▶ Stored entries:
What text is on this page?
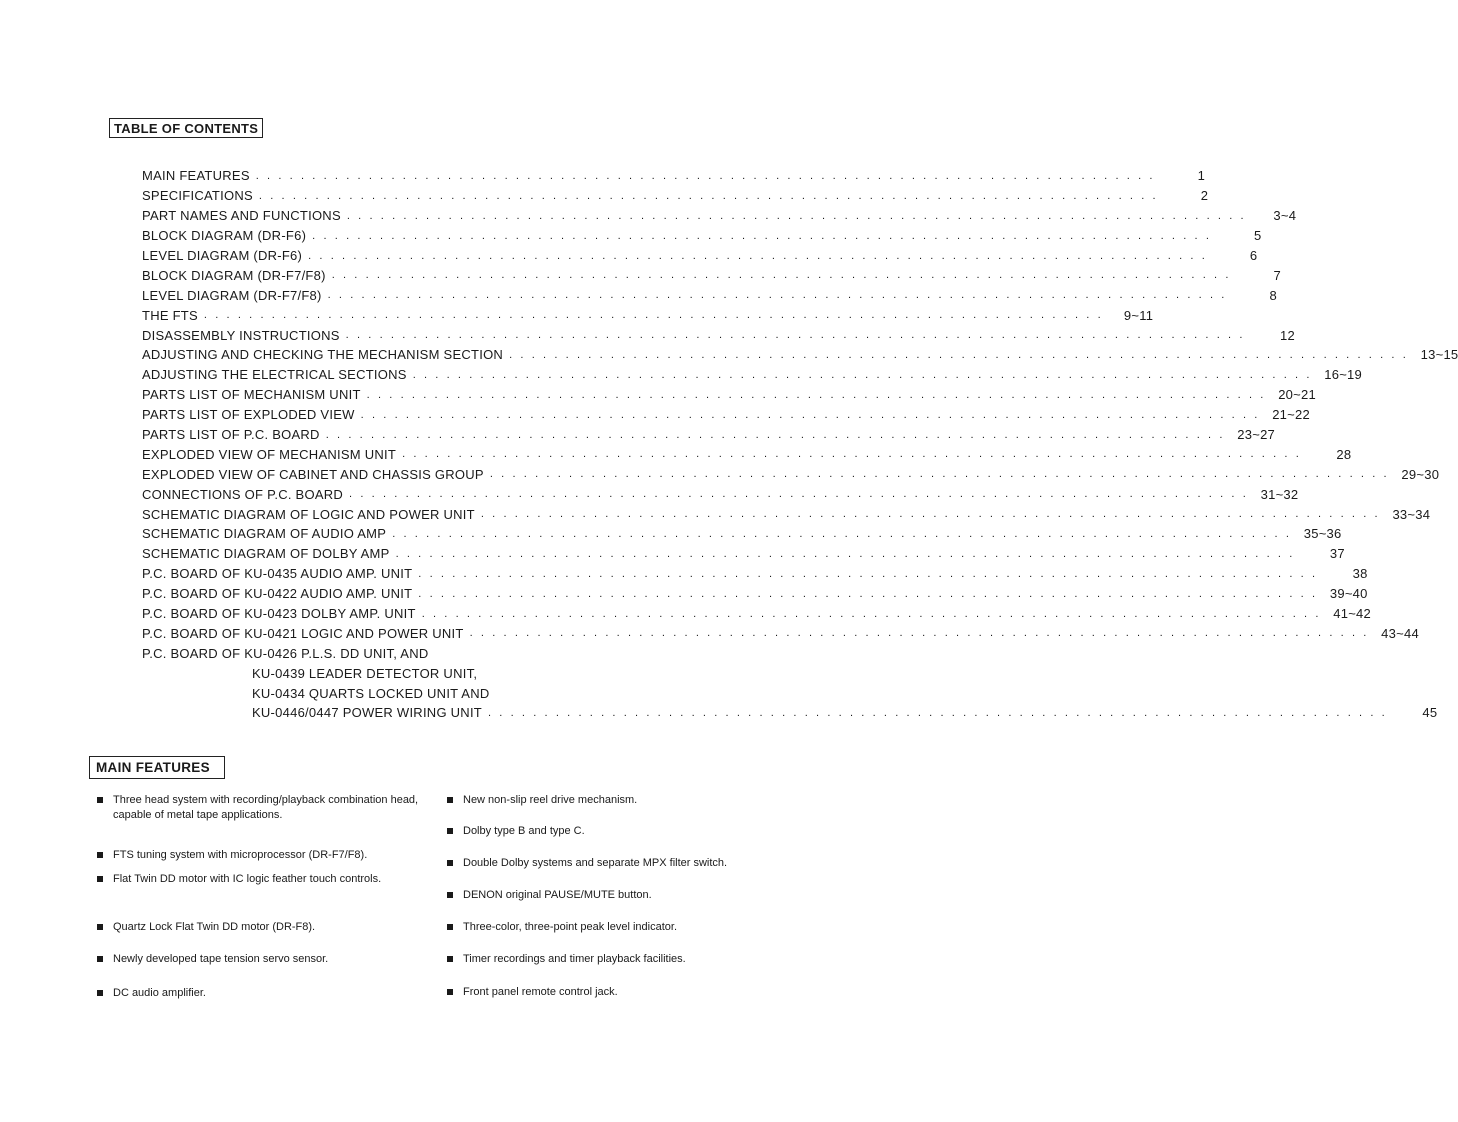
TABLE OF CONTENTS
MAIN FEATURES . . . . . . . . . . . . . . . . . . . . . . . . . . . . . . . . . . . . . . . . . . . . . . . . . . . . . . . . . . . . . . . . . . . . . . . . . . . . . . . .	1
SPECIFICATIONS . . . . . . . . . . . . . . . . . . . . . . . . . . . . . . . . . . . . . . . . . . . . . . . . . . . . . . . . . . . . . . . . . . . . . . . . . . . . . . . .	2
PART NAMES AND FUNCTIONS . . . . . . . . . . . . . . . . . . . . . . . . . . . . . . . . . . . . . . . . . . . . . . . . . . . . . . . . . . . . . . . . . . . . . . . . . . . . . . . .	3~4
BLOCK DIAGRAM (DR-F6) . . . . . . . . . . . . . . . . . . . . . . . . . . . . . . . . . . . . . . . . . . . . . . . . . . . . . . . . . . . . . . . . . . . . . . . . . . . . . . . .	5
LEVEL DIAGRAM (DR-F6) . . . . . . . . . . . . . . . . . . . . . . . . . . . . . . . . . . . . . . . . . . . . . . . . . . . . . . . . . . . . . . . . . . . . . . . . . . . . . . . .	6
BLOCK DIAGRAM (DR-F7/F8) . . . . . . . . . . . . . . . . . . . . . . . . . . . . . . . . . . . . . . . . . . . . . . . . . . . . . . . . . . . . . . . . . . . . . . . . . . . . . . . .	7
LEVEL DIAGRAM (DR-F7/F8) . . . . . . . . . . . . . . . . . . . . . . . . . . . . . . . . . . . . . . . . . . . . . . . . . . . . . . . . . . . . . . . . . . . . . . . . . . . . . . . .	8
THE FTS . . . . . . . . . . . . . . . . . . . . . . . . . . . . . . . . . . . . . . . . . . . . . . . . . . . . . . . . . . . . . . . . . . . . . . . . . . . . . . . .	9~11
DISASSEMBLY INSTRUCTIONS . . . . . . . . . . . . . . . . . . . . . . . . . . . . . . . . . . . . . . . . . . . . . . . . . . . . . . . . . . . . . . . . . . . . . . . . . . . . . . . .	12
ADJUSTING AND CHECKING THE MECHANISM SECTION . . . . . . . . . . . . . . . . . . . . . . . . . . . . . . . . . . . . . . . . . . . . . . . . . . . . . . . . . . . . . . . . . . . . . . . . . . . . . . . . 13~15
ADJUSTING THE ELECTRICAL SECTIONS . . . . . . . . . . . . . . . . . . . . . . . . . . . . . . . . . . . . . . . . . . . . . . . . . . . . . . . . . . . . . . . . . . . . . . . . . . . . . . . . 16~19
PARTS LIST OF MECHANISM UNIT . . . . . . . . . . . . . . . . . . . . . . . . . . . . . . . . . . . . . . . . . . . . . . . . . . . . . . . . . . . . . . . . . . . . . . . . . . . . . . . . 20~21
PARTS LIST OF EXPLODED VIEW . . . . . . . . . . . . . . . . . . . . . . . . . . . . . . . . . . . . . . . . . . . . . . . . . . . . . . . . . . . . . . . . . . . . . . . . . . . . . . . . 21~22
PARTS LIST OF P.C. BOARD . . . . . . . . . . . . . . . . . . . . . . . . . . . . . . . . . . . . . . . . . . . . . . . . . . . . . . . . . . . . . . . . . . . . . . . . . . . . . . . . 23~27
EXPLODED VIEW OF MECHANISM UNIT . . . . . . . . . . . . . . . . . . . . . . . . . . . . . . . . . . . . . . . . . . . . . . . . . . . . . . . . . . . . . . . . . . . . . . . . . . . . . . . .	28
EXPLODED VIEW OF CABINET AND CHASSIS GROUP . . . . . . . . . . . . . . . . . . . . . . . . . . . . . . . . . . . . . . . . . . . . . . . . . . . . . . . . . . . . . . . . . . . . . . . . . . . . . . . . 29~30
CONNECTIONS OF P.C. BOARD . . . . . . . . . . . . . . . . . . . . . . . . . . . . . . . . . . . . . . . . . . . . . . . . . . . . . . . . . . . . . . . . . . . . . . . . . . . . . . . . 31~32
SCHEMATIC DIAGRAM OF LOGIC AND POWER UNIT . . . . . . . . . . . . . . . . . . . . . . . . . . . . . . . . . . . . . . . . . . . . . . . . . . . . . . . . . . . . . . . . . . . . . . . . . . . . . . . . 33~34
SCHEMATIC DIAGRAM OF AUDIO AMP . . . . . . . . . . . . . . . . . . . . . . . . . . . . . . . . . . . . . . . . . . . . . . . . . . . . . . . . . . . . . . . . . . . . . . . . . . . . . . . . 35~36
SCHEMATIC DIAGRAM OF DOLBY AMP . . . . . . . . . . . . . . . . . . . . . . . . . . . . . . . . . . . . . . . . . . . . . . . . . . . . . . . . . . . . . . . . . . . . . . . . . . . . . . . .	37
P.C. BOARD OF KU-0435 AUDIO AMP. UNIT . . . . . . . . . . . . . . . . . . . . . . . . . . . . . . . . . . . . . . . . . . . . . . . . . . . . . . . . . . . . . . . . . . . . . . . . . . . . . . . .	38
P.C. BOARD OF KU-0422 AUDIO AMP. UNIT . . . . . . . . . . . . . . . . . . . . . . . . . . . . . . . . . . . . . . . . . . . . . . . . . . . . . . . . . . . . . . . . . . . . . . . . . . . . . . . . 39~40
P.C. BOARD OF KU-0423 DOLBY AMP. UNIT . . . . . . . . . . . . . . . . . . . . . . . . . . . . . . . . . . . . . . . . . . . . . . . . . . . . . . . . . . . . . . . . . . . . . . . . . . . . . . . . 41~42
P.C. BOARD OF KU-0421 LOGIC AND POWER UNIT . . . . . . . . . . . . . . . . . . . . . . . . . . . . . . . . . . . . . . . . . . . . . . . . . . . . . . . . . . . . . . . . . . . . . . . . . . . . . . . . 43~44
P.C. BOARD OF KU-0426 P.L.S. DD UNIT, AND
KU-0439 LEADER DETECTOR UNIT,
KU-0434 QUARTS LOCKED UNIT AND
KU-0446/0447 POWER WIRING UNIT . . . . . . . . . . . . . . . . . . . . . . . . . . . . . . . . . . . . . . . . . . . . . . . . . . . . . . . . . . . . . . . . . . . . . . . . . . . . . . . .	45
MAIN FEATURES
Three head system with recording/playback combination head, capable of metal tape applications.
FTS tuning system with microprocessor (DR-F7/F8).
Flat Twin DD motor with IC logic feather touch controls.
Quartz Lock Flat Twin DD motor (DR-F8).
Newly developed tape tension servo sensor.
DC audio amplifier.
New non-slip reel drive mechanism.
Dolby type B and type C.
Double Dolby systems and separate MPX filter switch.
DENON original PAUSE/MUTE button.
Three-color, three-point peak level indicator.
Timer recordings and timer playback facilities.
Front panel remote control jack.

▶ WHAT THE TASK ASKS:
Extract lines where the string "with" occurs.

▶ THE ANSWER:
Three head system with recording/playback combination head, capable of metal tape applications.
FTS tuning system with microprocessor (DR-F7/F8).
Flat Twin DD motor with IC logic feather touch controls.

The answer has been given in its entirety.